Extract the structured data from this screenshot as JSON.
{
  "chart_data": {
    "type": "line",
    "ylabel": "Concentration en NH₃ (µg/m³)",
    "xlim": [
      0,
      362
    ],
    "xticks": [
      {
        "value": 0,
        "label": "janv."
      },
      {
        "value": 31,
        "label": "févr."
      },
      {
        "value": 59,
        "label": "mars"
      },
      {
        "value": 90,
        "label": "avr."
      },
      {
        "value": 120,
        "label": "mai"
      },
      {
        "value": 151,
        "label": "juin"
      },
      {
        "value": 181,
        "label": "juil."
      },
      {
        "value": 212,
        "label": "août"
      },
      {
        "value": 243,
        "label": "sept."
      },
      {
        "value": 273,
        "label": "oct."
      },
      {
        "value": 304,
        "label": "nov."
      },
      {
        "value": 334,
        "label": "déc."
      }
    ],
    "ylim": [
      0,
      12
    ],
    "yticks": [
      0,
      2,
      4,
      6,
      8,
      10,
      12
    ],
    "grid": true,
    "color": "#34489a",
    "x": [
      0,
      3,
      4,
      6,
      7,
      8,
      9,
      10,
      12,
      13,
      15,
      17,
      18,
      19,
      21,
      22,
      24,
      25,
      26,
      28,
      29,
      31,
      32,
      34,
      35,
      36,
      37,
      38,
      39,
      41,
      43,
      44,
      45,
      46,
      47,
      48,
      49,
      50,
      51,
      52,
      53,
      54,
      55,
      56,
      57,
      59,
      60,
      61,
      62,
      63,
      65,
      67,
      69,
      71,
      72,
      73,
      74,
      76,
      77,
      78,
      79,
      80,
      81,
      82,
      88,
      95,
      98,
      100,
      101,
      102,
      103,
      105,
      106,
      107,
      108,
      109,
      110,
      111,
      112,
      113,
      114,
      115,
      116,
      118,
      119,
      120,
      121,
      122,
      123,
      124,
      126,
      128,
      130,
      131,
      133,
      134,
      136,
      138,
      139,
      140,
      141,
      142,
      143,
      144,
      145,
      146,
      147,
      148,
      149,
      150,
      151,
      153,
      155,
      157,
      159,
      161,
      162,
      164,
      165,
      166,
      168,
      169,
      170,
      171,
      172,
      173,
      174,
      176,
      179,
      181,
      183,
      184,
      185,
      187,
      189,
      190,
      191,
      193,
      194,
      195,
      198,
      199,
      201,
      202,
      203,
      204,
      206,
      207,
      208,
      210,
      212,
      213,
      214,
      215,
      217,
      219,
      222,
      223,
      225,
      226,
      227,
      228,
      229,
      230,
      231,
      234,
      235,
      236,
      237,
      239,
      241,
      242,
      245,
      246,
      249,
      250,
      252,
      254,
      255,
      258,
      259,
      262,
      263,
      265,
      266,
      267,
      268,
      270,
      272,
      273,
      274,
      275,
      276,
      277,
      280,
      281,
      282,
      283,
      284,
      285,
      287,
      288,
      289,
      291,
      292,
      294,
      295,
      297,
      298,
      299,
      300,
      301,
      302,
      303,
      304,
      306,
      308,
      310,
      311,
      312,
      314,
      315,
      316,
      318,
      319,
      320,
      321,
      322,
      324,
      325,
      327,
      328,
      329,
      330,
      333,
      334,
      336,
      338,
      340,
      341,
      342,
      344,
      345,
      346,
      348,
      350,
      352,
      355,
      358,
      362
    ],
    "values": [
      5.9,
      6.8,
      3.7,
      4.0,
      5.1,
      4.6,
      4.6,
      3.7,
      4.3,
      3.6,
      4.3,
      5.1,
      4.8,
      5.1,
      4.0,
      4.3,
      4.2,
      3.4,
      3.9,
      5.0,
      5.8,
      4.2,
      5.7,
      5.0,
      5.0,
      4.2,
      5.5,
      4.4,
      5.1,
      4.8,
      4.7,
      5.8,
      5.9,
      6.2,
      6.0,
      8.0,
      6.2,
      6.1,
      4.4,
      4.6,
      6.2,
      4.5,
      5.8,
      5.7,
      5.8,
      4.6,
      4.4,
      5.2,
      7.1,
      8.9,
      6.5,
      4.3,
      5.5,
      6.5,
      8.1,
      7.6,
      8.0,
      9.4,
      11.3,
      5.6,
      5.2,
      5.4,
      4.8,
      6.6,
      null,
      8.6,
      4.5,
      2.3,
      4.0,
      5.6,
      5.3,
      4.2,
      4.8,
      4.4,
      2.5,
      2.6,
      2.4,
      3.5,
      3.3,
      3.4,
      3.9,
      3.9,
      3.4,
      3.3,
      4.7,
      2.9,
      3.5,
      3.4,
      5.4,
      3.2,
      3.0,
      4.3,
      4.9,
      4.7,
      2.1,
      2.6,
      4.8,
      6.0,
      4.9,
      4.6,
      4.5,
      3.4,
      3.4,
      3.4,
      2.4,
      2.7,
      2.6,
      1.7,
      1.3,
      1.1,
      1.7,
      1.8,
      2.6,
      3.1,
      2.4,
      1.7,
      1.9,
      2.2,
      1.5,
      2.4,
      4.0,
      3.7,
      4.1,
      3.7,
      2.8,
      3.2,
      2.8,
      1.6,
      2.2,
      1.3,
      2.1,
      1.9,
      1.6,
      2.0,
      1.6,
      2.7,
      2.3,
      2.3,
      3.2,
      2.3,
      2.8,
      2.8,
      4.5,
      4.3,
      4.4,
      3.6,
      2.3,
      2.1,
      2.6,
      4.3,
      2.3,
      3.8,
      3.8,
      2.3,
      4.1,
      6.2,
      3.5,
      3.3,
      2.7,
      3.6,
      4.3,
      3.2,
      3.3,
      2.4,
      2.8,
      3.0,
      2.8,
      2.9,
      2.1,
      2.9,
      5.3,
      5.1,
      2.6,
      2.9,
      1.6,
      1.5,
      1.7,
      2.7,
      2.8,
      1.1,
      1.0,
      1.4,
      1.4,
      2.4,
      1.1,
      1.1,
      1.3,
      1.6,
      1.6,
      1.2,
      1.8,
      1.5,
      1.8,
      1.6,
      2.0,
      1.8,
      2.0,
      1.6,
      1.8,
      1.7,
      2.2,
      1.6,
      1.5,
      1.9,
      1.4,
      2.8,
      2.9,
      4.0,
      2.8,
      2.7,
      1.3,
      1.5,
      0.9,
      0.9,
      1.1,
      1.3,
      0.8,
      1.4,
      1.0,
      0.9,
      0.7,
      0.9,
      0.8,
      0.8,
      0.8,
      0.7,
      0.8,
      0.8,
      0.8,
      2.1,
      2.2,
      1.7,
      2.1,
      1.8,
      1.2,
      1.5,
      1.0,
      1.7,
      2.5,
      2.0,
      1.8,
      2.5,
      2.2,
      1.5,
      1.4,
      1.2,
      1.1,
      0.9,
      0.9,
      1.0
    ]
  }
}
□ □ □ □ □
• Aim of the task:
Everything in the listing above should be restated exactly.

• Finished exercise:
Extract the structured data from this screenshot as JSON.
{
  "chart_data": {
    "type": "line",
    "ylabel": "Concentration en NH₃ (µg/m³)",
    "xlim": [
      0,
      362
    ],
    "xticks": [
      {
        "value": 0,
        "label": "janv."
      },
      {
        "value": 31,
        "label": "févr."
      },
      {
        "value": 59,
        "label": "mars"
      },
      {
        "value": 90,
        "label": "avr."
      },
      {
        "value": 120,
        "label": "mai"
      },
      {
        "value": 151,
        "label": "juin"
      },
      {
        "value": 181,
        "label": "juil."
      },
      {
        "value": 212,
        "label": "août"
      },
      {
        "value": 243,
        "label": "sept."
      },
      {
        "value": 273,
        "label": "oct."
      },
      {
        "value": 304,
        "label": "nov."
      },
      {
        "value": 334,
        "label": "déc."
      }
    ],
    "ylim": [
      0,
      12
    ],
    "yticks": [
      0,
      2,
      4,
      6,
      8,
      10,
      12
    ],
    "grid": true,
    "color": "#34489a",
    "x": [
      0,
      3,
      4,
      6,
      7,
      8,
      9,
      10,
      12,
      13,
      15,
      17,
      18,
      19,
      21,
      22,
      24,
      25,
      26,
      28,
      29,
      31,
      32,
      34,
      35,
      36,
      37,
      38,
      39,
      41,
      43,
      44,
      45,
      46,
      47,
      48,
      49,
      50,
      51,
      52,
      53,
      54,
      55,
      56,
      57,
      59,
      60,
      61,
      62,
      63,
      65,
      67,
      69,
      71,
      72,
      73,
      74,
      76,
      77,
      78,
      79,
      80,
      81,
      82,
      88,
      95,
      98,
      100,
      101,
      102,
      103,
      105,
      106,
      107,
      108,
      109,
      110,
      111,
      112,
      113,
      114,
      115,
      116,
      118,
      119,
      120,
      121,
      122,
      123,
      124,
      126,
      128,
      130,
      131,
      133,
      134,
      136,
      138,
      139,
      140,
      141,
      142,
      143,
      144,
      145,
      146,
      147,
      148,
      149,
      150,
      151,
      153,
      155,
      157,
      159,
      161,
      162,
      164,
      165,
      166,
      168,
      169,
      170,
      171,
      172,
      173,
      174,
      176,
      179,
      181,
      183,
      184,
      185,
      187,
      189,
      190,
      191,
      193,
      194,
      195,
      198,
      199,
      201,
      202,
      203,
      204,
      206,
      207,
      208,
      210,
      212,
      213,
      214,
      215,
      217,
      219,
      222,
      223,
      225,
      226,
      227,
      228,
      229,
      230,
      231,
      234,
      235,
      236,
      237,
      239,
      241,
      242,
      245,
      246,
      249,
      250,
      252,
      254,
      255,
      258,
      259,
      262,
      263,
      265,
      266,
      267,
      268,
      270,
      272,
      273,
      274,
      275,
      276,
      277,
      280,
      281,
      282,
      283,
      284,
      285,
      287,
      288,
      289,
      291,
      292,
      294,
      295,
      297,
      298,
      299,
      300,
      301,
      302,
      303,
      304,
      306,
      308,
      310,
      311,
      312,
      314,
      315,
      316,
      318,
      319,
      320,
      321,
      322,
      324,
      325,
      327,
      328,
      329,
      330,
      333,
      334,
      336,
      338,
      340,
      341,
      342,
      344,
      345,
      346,
      348,
      350,
      352,
      355,
      358,
      362
    ],
    "values": [
      5.9,
      6.8,
      3.7,
      4.0,
      5.1,
      4.6,
      4.6,
      3.7,
      4.3,
      3.6,
      4.3,
      5.1,
      4.8,
      5.1,
      4.0,
      4.3,
      4.2,
      3.4,
      3.9,
      5.0,
      5.8,
      4.2,
      5.7,
      5.0,
      5.0,
      4.2,
      5.5,
      4.4,
      5.1,
      4.8,
      4.7,
      5.8,
      5.9,
      6.2,
      6.0,
      8.0,
      6.2,
      6.1,
      4.4,
      4.6,
      6.2,
      4.5,
      5.8,
      5.7,
      5.8,
      4.6,
      4.4,
      5.2,
      7.1,
      8.9,
      6.5,
      4.3,
      5.5,
      6.5,
      8.1,
      7.6,
      8.0,
      9.4,
      11.3,
      5.6,
      5.2,
      5.4,
      4.8,
      6.6,
      null,
      8.6,
      4.5,
      2.3,
      4.0,
      5.6,
      5.3,
      4.2,
      4.8,
      4.4,
      2.5,
      2.6,
      2.4,
      3.5,
      3.3,
      3.4,
      3.9,
      3.9,
      3.4,
      3.3,
      4.7,
      2.9,
      3.5,
      3.4,
      5.4,
      3.2,
      3.0,
      4.3,
      4.9,
      4.7,
      2.1,
      2.6,
      4.8,
      6.0,
      4.9,
      4.6,
      4.5,
      3.4,
      3.4,
      3.4,
      2.4,
      2.7,
      2.6,
      1.7,
      1.3,
      1.1,
      1.7,
      1.8,
      2.6,
      3.1,
      2.4,
      1.7,
      1.9,
      2.2,
      1.5,
      2.4,
      4.0,
      3.7,
      4.1,
      3.7,
      2.8,
      3.2,
      2.8,
      1.6,
      2.2,
      1.3,
      2.1,
      1.9,
      1.6,
      2.0,
      1.6,
      2.7,
      2.3,
      2.3,
      3.2,
      2.3,
      2.8,
      2.8,
      4.5,
      4.3,
      4.4,
      3.6,
      2.3,
      2.1,
      2.6,
      4.3,
      2.3,
      3.8,
      3.8,
      2.3,
      4.1,
      6.2,
      3.5,
      3.3,
      2.7,
      3.6,
      4.3,
      3.2,
      3.3,
      2.4,
      2.8,
      3.0,
      2.8,
      2.9,
      2.1,
      2.9,
      5.3,
      5.1,
      2.6,
      2.9,
      1.6,
      1.5,
      1.7,
      2.7,
      2.8,
      1.1,
      1.0,
      1.4,
      1.4,
      2.4,
      1.1,
      1.1,
      1.3,
      1.6,
      1.6,
      1.2,
      1.8,
      1.5,
      1.8,
      1.6,
      2.0,
      1.8,
      2.0,
      1.6,
      1.8,
      1.7,
      2.2,
      1.6,
      1.5,
      1.9,
      1.4,
      2.8,
      2.9,
      4.0,
      2.8,
      2.7,
      1.3,
      1.5,
      0.9,
      0.9,
      1.1,
      1.3,
      0.8,
      1.4,
      1.0,
      0.9,
      0.7,
      0.9,
      0.8,
      0.8,
      0.8,
      0.7,
      0.8,
      0.8,
      0.8,
      2.1,
      2.2,
      1.7,
      2.1,
      1.8,
      1.2,
      1.5,
      1.0,
      1.7,
      2.5,
      2.0,
      1.8,
      2.5,
      2.2,
      1.5,
      1.4,
      1.2,
      1.1,
      0.9,
      0.9,
      1.0
    ]
  }
}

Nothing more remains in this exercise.